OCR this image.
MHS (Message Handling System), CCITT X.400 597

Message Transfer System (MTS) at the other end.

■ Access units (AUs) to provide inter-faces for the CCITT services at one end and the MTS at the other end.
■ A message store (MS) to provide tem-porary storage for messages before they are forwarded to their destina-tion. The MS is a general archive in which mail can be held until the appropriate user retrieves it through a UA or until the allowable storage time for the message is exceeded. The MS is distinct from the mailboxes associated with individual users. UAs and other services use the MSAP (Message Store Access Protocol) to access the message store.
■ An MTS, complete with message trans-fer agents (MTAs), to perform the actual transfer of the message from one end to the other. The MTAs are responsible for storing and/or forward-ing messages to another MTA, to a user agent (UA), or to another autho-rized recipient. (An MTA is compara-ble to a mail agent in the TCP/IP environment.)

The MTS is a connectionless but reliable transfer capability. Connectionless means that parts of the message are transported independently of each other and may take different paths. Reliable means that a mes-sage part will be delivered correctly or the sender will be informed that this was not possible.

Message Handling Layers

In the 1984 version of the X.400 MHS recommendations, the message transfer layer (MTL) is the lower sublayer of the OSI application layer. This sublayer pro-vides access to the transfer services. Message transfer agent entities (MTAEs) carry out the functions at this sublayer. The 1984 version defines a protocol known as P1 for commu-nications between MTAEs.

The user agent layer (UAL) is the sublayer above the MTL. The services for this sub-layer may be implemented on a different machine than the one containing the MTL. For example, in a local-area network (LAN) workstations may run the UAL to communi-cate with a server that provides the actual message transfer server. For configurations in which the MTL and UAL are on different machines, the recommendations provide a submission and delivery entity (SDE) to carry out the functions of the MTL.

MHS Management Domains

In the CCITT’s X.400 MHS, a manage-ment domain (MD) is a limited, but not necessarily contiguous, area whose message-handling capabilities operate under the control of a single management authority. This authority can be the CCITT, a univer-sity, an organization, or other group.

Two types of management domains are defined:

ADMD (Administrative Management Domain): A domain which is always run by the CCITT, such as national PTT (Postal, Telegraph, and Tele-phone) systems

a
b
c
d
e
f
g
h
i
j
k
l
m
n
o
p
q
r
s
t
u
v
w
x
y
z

══════

* EXERCISE BRIEF
Examine the data above and state how many of its lines contain the word "CCITT", with no further remarks.

* OUTPUT OF THE EXERCISE
4